• Work to complete: Write out every line of the material as it stands, apart from the pictures.
---
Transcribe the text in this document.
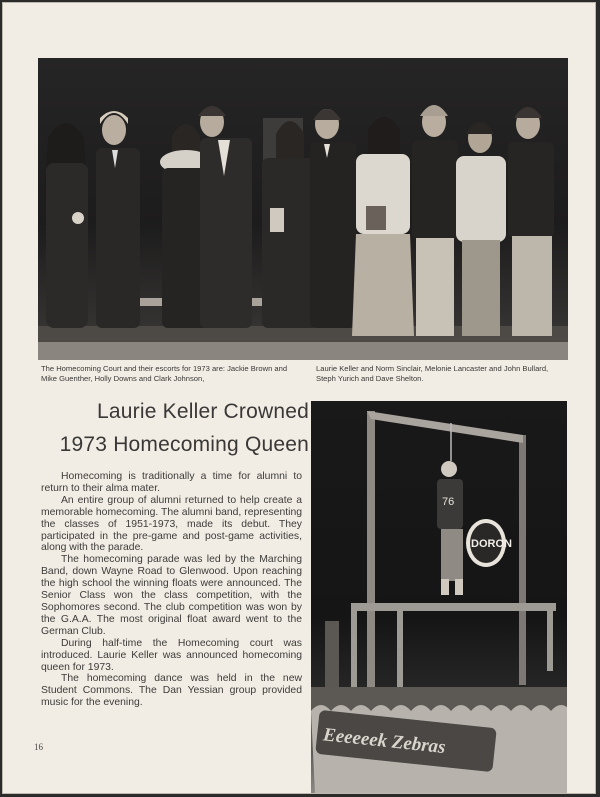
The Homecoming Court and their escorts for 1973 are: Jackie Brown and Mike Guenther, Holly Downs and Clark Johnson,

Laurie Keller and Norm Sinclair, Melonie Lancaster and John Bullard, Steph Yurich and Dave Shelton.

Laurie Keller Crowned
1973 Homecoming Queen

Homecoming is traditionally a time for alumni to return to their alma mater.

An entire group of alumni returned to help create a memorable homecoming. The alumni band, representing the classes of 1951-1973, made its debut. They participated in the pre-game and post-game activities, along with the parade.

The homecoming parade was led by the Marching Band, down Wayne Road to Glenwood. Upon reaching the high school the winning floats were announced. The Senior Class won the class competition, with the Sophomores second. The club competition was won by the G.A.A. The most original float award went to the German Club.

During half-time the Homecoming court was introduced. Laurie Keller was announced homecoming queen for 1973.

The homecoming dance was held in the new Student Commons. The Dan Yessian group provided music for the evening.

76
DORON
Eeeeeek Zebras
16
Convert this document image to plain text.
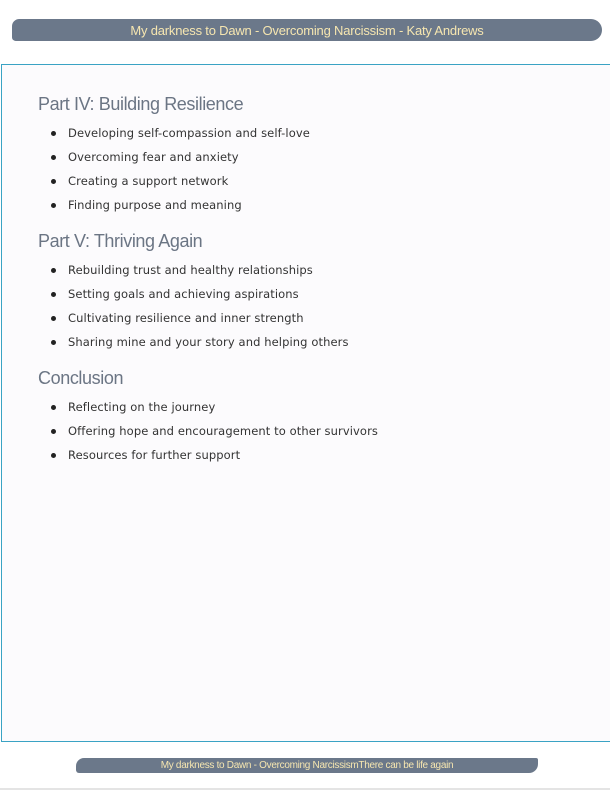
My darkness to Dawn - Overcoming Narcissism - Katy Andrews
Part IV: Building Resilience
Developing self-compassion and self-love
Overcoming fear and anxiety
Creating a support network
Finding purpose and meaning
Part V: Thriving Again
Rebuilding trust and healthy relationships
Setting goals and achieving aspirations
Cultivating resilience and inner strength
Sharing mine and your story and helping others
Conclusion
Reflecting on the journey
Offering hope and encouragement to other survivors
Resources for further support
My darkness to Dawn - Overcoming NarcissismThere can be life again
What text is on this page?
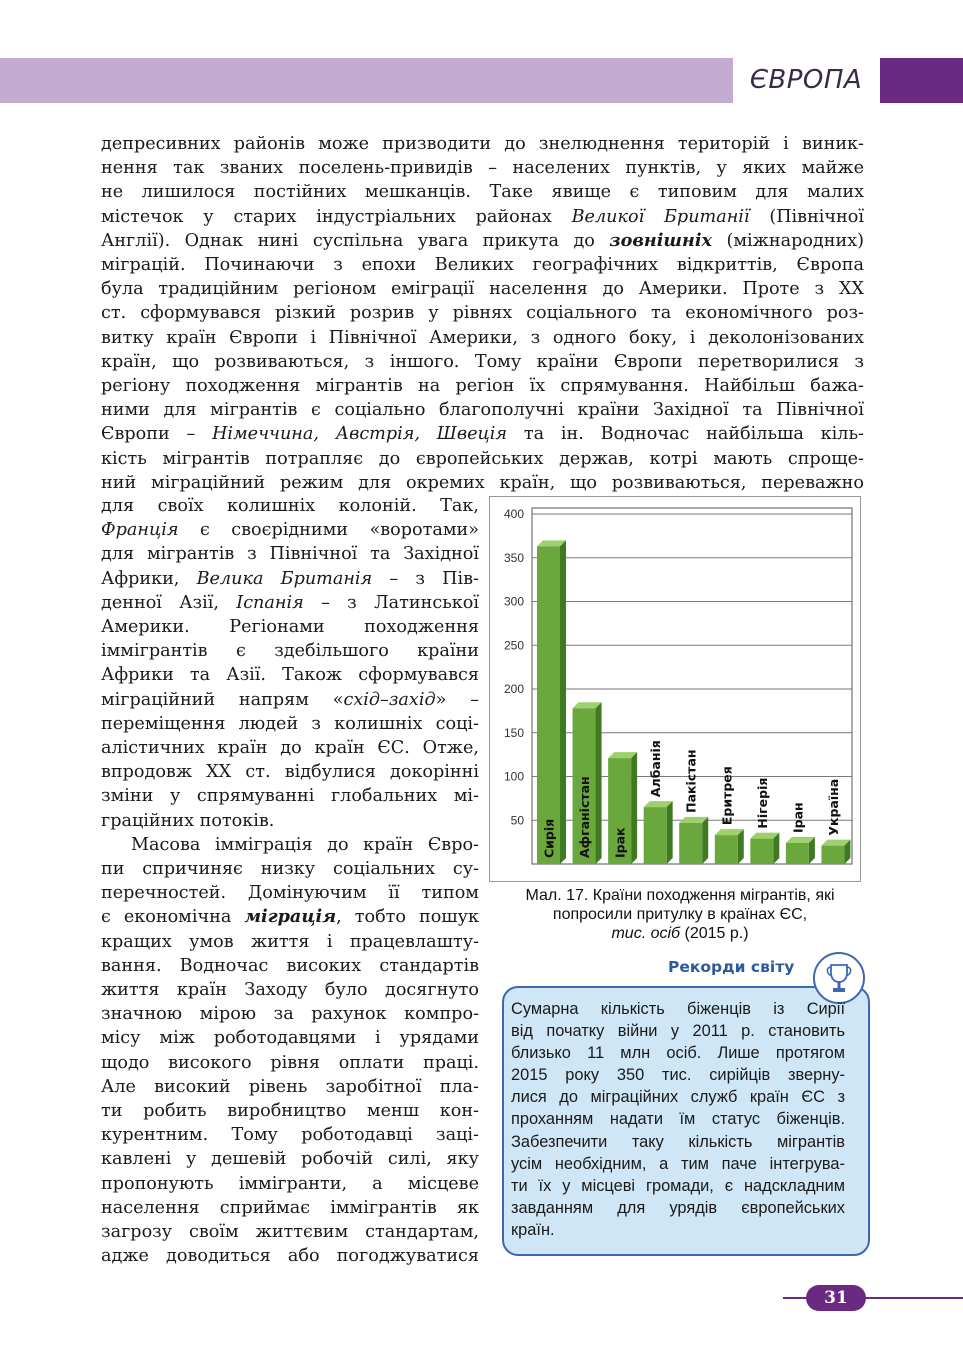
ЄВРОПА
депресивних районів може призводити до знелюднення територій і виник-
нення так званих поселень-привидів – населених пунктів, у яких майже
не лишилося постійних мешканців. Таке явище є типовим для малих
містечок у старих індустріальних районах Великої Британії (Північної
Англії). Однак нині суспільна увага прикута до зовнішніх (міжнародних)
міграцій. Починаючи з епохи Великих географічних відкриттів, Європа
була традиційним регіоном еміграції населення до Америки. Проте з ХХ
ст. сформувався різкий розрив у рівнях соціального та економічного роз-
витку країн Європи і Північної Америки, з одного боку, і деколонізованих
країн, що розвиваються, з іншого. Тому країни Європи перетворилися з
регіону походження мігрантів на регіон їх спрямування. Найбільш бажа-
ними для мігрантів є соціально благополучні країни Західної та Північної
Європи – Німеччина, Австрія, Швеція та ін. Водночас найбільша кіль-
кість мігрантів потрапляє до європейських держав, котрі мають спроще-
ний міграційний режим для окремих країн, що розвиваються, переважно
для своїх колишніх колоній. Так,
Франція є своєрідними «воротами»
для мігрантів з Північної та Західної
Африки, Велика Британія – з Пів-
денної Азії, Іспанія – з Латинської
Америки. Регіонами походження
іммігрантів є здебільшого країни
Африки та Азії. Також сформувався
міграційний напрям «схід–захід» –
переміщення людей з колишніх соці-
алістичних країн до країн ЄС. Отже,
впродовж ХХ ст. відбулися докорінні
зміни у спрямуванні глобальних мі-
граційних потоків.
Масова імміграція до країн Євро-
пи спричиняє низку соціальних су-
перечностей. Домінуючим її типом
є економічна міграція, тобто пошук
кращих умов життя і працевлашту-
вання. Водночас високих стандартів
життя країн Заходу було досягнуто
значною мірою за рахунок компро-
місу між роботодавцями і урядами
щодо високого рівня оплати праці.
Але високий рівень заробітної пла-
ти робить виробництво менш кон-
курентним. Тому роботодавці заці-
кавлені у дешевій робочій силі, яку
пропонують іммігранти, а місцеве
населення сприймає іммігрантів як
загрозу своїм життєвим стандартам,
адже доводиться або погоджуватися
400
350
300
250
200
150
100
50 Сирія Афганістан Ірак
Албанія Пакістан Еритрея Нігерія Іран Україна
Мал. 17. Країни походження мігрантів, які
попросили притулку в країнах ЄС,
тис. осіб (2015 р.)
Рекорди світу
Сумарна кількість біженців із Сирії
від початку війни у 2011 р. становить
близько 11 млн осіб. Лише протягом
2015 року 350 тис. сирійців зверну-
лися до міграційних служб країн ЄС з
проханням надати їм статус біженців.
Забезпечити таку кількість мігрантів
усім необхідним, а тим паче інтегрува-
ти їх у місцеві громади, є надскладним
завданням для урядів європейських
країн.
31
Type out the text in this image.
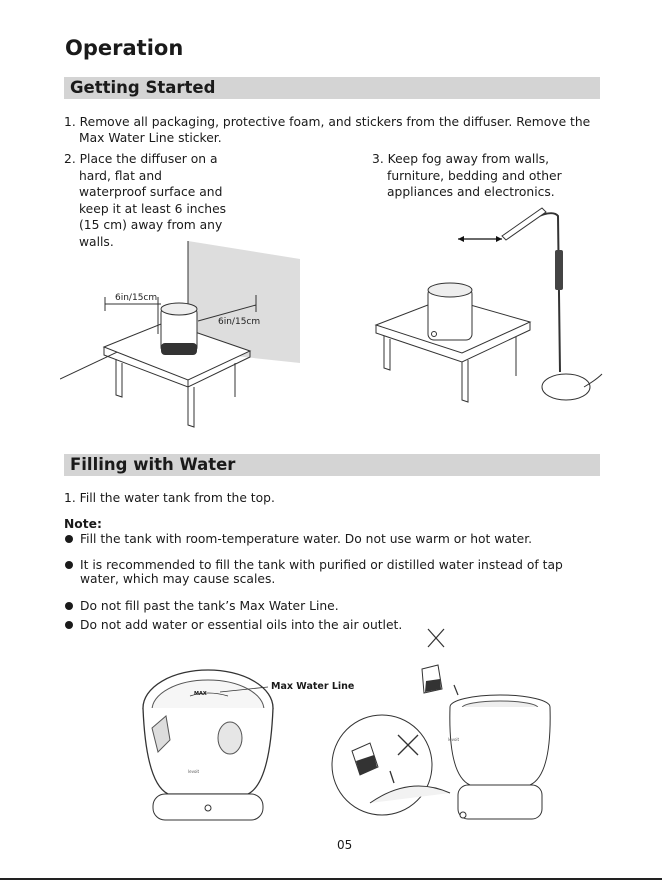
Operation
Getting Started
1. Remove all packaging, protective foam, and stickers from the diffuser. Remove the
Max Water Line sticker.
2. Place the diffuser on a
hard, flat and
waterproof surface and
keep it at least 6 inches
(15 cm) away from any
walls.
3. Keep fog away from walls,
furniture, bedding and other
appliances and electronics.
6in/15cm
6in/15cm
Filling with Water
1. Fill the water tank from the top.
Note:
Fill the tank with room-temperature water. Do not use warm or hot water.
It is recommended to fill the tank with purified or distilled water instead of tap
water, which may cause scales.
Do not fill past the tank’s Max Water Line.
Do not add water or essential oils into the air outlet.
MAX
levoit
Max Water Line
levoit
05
---
• In response:
Transcribe the text in this document.
The Homecoming Court and their escorts for 1973 are: Jackie Brown and Mike Guenther, Holly Downs and Clark Johnson,

Laurie Keller and Norm Sinclair, Melonie Lancaster and John Bullard, Steph Yurich and Dave Shelton.

Laurie Keller Crowned
1973 Homecoming Queen

Homecoming is traditionally a time for alumni to return to their alma mater.

An entire group of alumni returned to help create a memorable homecoming. The alumni band, representing the classes of 1951-1973, made its debut. They participated in the pre-game and post-game activities, along with the parade.

The homecoming parade was led by the Marching Band, down Wayne Road to Glenwood. Upon reaching the high school the winning floats were announced. The Senior Class won the class competition, with the Sophomores second. The club competition was won by the G.A.A. The most original float award went to the German Club.

During half-time the Homecoming court was introduced. Laurie Keller was announced homecoming queen for 1973.

The homecoming dance was held in the new Student Commons. The Dan Yessian group provided music for the evening.

76
DORON
Eeeeeek Zebras
16
Convert this document image to plain text.
My darkness to Dawn - Overcoming Narcissism - Katy Andrews
Part IV: Building Resilience
Developing self-compassion and self-love
Overcoming fear and anxiety
Creating a support network
Finding purpose and meaning
Part V: Thriving Again
Rebuilding trust and healthy relationships
Setting goals and achieving aspirations
Cultivating resilience and inner strength
Sharing mine and your story and helping others
Conclusion
Reflecting on the journey
Offering hope and encouragement to other survivors
Resources for further support
My darkness to Dawn - Overcoming NarcissismThere can be life again
What text is on this page?
ЄВРОПА
депресивних районів може призводити до знелюднення територій і виник-
нення так званих поселень-привидів – населених пунктів, у яких майже
не лишилося постійних мешканців. Таке явище є типовим для малих
містечок у старих індустріальних районах Великої Британії (Північної
Англії). Однак нині суспільна увага прикута до зовнішніх (міжнародних)
міграцій. Починаючи з епохи Великих географічних відкриттів, Європа
була традиційним регіоном еміграції населення до Америки. Проте з ХХ
ст. сформувався різкий розрив у рівнях соціального та економічного роз-
витку країн Європи і Північної Америки, з одного боку, і деколонізованих
країн, що розвиваються, з іншого. Тому країни Європи перетворилися з
регіону походження мігрантів на регіон їх спрямування. Найбільш бажа-
ними для мігрантів є соціально благополучні країни Західної та Північної
Європи – Німеччина, Австрія, Швеція та ін. Водночас найбільша кіль-
кість мігрантів потрапляє до європейських держав, котрі мають спроще-
ний міграційний режим для окремих країн, що розвиваються, переважно
для своїх колишніх колоній. Так,
Франція є своєрідними «воротами»
для мігрантів з Північної та Західної
Африки, Велика Британія – з Пів-
денної Азії, Іспанія – з Латинської
Америки. Регіонами походження
іммігрантів є здебільшого країни
Африки та Азії. Також сформувався
міграційний напрям «схід–захід» –
переміщення людей з колишніх соці-
алістичних країн до країн ЄС. Отже,
впродовж ХХ ст. відбулися докорінні
зміни у спрямуванні глобальних мі-
граційних потоків.
Масова імміграція до країн Євро-
пи спричиняє низку соціальних су-
перечностей. Домінуючим її типом
є економічна міграція, тобто пошук
кращих умов життя і працевлашту-
вання. Водночас високих стандартів
життя країн Заходу було досягнуто
значною мірою за рахунок компро-
місу між роботодавцями і урядами
щодо високого рівня оплати праці.
Але високий рівень заробітної пла-
ти робить виробництво менш кон-
курентним. Тому роботодавці заці-
кавлені у дешевій робочій силі, яку
пропонують іммігранти, а місцеве
населення сприймає іммігрантів як
загрозу своїм життєвим стандартам,
адже доводиться або погоджуватися
400
350
300
250
200
150
100
50 Сирія Афганістан Ірак
Албанія Пакістан Еритрея Нігерія Іран Україна
Мал. 17. Країни походження мігрантів, які
попросили притулку в країнах ЄС,
тис. осіб (2015 р.)
Рекорди світу
Сумарна кількість біженців із Сирії
від початку війни у 2011 р. становить
близько 11 млн осіб. Лише протягом
2015 року 350 тис. сирійців зверну-
лися до міграційних служб країн ЄС з
проханням надати їм статус біженців.
Забезпечити таку кількість мігрантів
усім необхідним, а тим паче інтегрува-
ти їх у місцеві громади, є надскладним
завданням для урядів європейських
країн.
31
Type out the text in this image.
Operation
Getting Started
1. Remove all packaging, protective foam, and stickers from the diffuser. Remove the
Max Water Line sticker.
2. Place the diffuser on a
hard, flat and
waterproof surface and
keep it at least 6 inches
(15 cm) away from any
walls.
3. Keep fog away from walls,
furniture, bedding and other
appliances and electronics.
6in/15cm
6in/15cm
Filling with Water
1. Fill the water tank from the top.
Note:
Fill the tank with room-temperature water. Do not use warm or hot water.
It is recommended to fill the tank with purified or distilled water instead of tap
water, which may cause scales.
Do not fill past the tank’s Max Water Line.
Do not add water or essential oils into the air outlet.
MAX
levoit
Max Water Line
levoit
05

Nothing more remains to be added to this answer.